** START OF Source data **

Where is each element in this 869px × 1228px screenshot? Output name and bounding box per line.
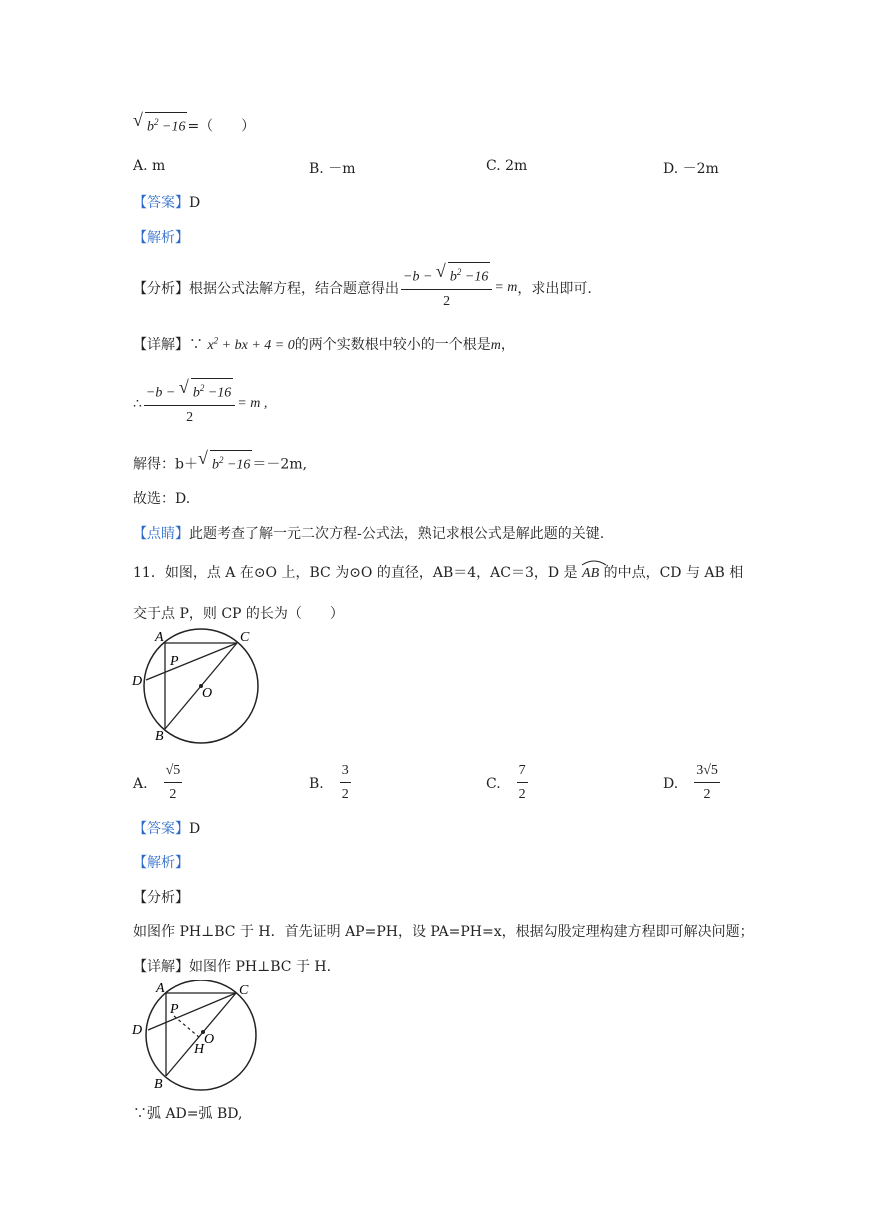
option-d-den: 2 — [703, 787, 711, 802]
q11-analysis-tag: 【解析】 — [133, 855, 189, 871]
label-b: B — [155, 729, 164, 744]
option-a-label: A. — [133, 775, 148, 792]
option-b-label: B. — [309, 775, 324, 792]
arc-ab — [582, 562, 599, 582]
detail-tag: 【详解】 — [133, 959, 189, 975]
label-a: A — [156, 981, 165, 996]
label-c: C — [240, 630, 250, 645]
segment-dc — [146, 643, 237, 680]
root-formula-fraction: −b − √ $b^2 -16$ 2 — [401, 262, 492, 314]
fenxi-text-2: ，求出即可. — [517, 280, 592, 297]
sqrt-expression: √ $b^2 -16$ — [133, 110, 186, 135]
q10-option-c: C. 2m — [486, 158, 528, 174]
because-symbol: ∵ — [189, 337, 203, 353]
answer-tag: 【答案】 — [133, 195, 189, 211]
q10-comment-line — [133, 523, 604, 543]
q10-option-a: A. m — [133, 158, 166, 174]
circle-figure-1 — [128, 625, 268, 745]
answer-tag: 【答案】 — [133, 821, 189, 837]
option-b-fraction — [340, 760, 351, 807]
q10-option-b: B. －m — [309, 161, 356, 177]
q11-detail-line — [133, 956, 331, 976]
q11-last-line: ∵弧 AD=弧 BD, — [133, 1106, 243, 1122]
q11-stem-line-2: 交于点 P，则 CP 的长为（ ） — [133, 606, 344, 622]
option-b-num: 3 — [340, 760, 351, 783]
label-o: O — [204, 1032, 215, 1047]
label-b: B — [154, 1077, 163, 1092]
q11-fenxi-text: 如图作 PH⊥BC 于 H．首先证明 AP=PH，设 PA=PH=x，根据勾股定理构建方程即可解决问题； — [133, 924, 754, 940]
label-p: P — [170, 1002, 179, 1017]
fenxi-tag: 【分析】 — [133, 280, 189, 297]
answer-value: D — [189, 821, 201, 837]
q11-option-a — [133, 760, 184, 807]
q11-option-b — [309, 760, 353, 807]
q11-stem-part-a: 11．如图，点 A 在⊙O 上，BC 为⊙O 的直径，AB＝4，AC＝3，D 是 — [133, 565, 578, 581]
q10-stem-tail: =（ ） — [187, 118, 256, 135]
q11-stem-part-b: 的中点，CD 与 AB 相 — [603, 565, 744, 581]
option-c-num: 7 — [517, 760, 528, 783]
detail-tag: 【详解】 — [133, 337, 189, 353]
answer-value: D — [189, 195, 201, 211]
q11-answer-line — [133, 818, 200, 838]
label-o: O — [202, 686, 213, 701]
option-d-fraction — [694, 760, 720, 807]
solve-suffix: ＝－2m, — [252, 456, 308, 473]
q10-therefore-line: ∴ −b − √ $b^2 -16$ 2 = m , — [133, 378, 267, 430]
q10-option-d: D. －2m — [663, 161, 719, 177]
q11-fenxi-tag: 【分析】 — [133, 890, 189, 906]
q11-option-d — [663, 760, 722, 807]
label-h: H — [194, 1042, 205, 1057]
comment-text: 此题考查了解一元二次方程-公式法，熟记求根公式是解此题的关键. — [189, 526, 605, 542]
q10-choose: 故选：D. — [133, 491, 191, 507]
detail-text: 的两个实数根中较小的一个根是 — [294, 337, 491, 353]
q10-answer-line — [133, 192, 200, 212]
q11-option-c — [486, 760, 530, 807]
quadratic-equation: $x^2$ + bx + 4 = 0 — [207, 335, 295, 353]
label-p: P — [170, 654, 179, 669]
q10-fenxi-line: 【分析】 根据公式法解方程，结合题意得出 −b − √ $b^2 -16$ 2 = m ，求出即可. — [133, 262, 592, 314]
option-d-label: D. — [663, 775, 679, 792]
q10-solve-line: 解得：b＋ √ $b^2 -16 =-2m$, — [133, 448, 308, 473]
q10-detail-line: 【详解】∵ $x^2$ + bx + 4 = 0的两个实数根中较小的一个根是m， — [133, 335, 515, 353]
analysis-tag: 【解析】 — [133, 230, 189, 246]
solve-prefix: 解得：b＋ — [133, 456, 198, 473]
segment-dc — [148, 993, 236, 1030]
option-c-fraction — [517, 760, 528, 807]
q10-stem — [133, 112, 255, 137]
therefore-symbol: ∴ — [133, 395, 142, 412]
option-d-num: 3√5 — [694, 760, 720, 783]
arc-label: AB — [582, 566, 600, 581]
option-b-den: 2 — [341, 787, 349, 802]
option-a-den: 2 — [169, 787, 177, 802]
label-d: D — [132, 674, 143, 689]
comment-tag: 【点睛】 — [133, 526, 189, 542]
option-c-den: 2 — [518, 787, 526, 802]
comma: ， — [500, 337, 515, 353]
circle-figure-2 — [128, 980, 268, 1095]
label-c: C — [239, 983, 249, 998]
root-formula-fraction-2: −b − √ $b^2 -16$ 2 — [144, 378, 235, 430]
detail-text: 如图作 PH⊥BC 于 H. — [189, 959, 332, 975]
q11-stem-line-1 — [133, 562, 743, 582]
segment-ph — [174, 1016, 200, 1038]
label-d: D — [132, 1023, 143, 1038]
option-c-label: C. — [486, 775, 501, 792]
option-a-num: √5 — [164, 760, 183, 783]
label-a: A — [155, 630, 164, 645]
option-a-fraction — [164, 760, 183, 807]
fenxi-text-1: 根据公式法解方程，结合题意得出 — [189, 280, 399, 297]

** END OF Source data **

- What you have to do
Copy out each line above that contains the string "solve".

- Problem solution
solve-suffix: ＝－2m, — [252, 456, 308, 473]
q10-solve-line: 解得：b＋ √ $b^2 -16 =-2m$, — [133, 448, 308, 473]
solve-prefix: 解得：b＋ — [133, 456, 198, 473]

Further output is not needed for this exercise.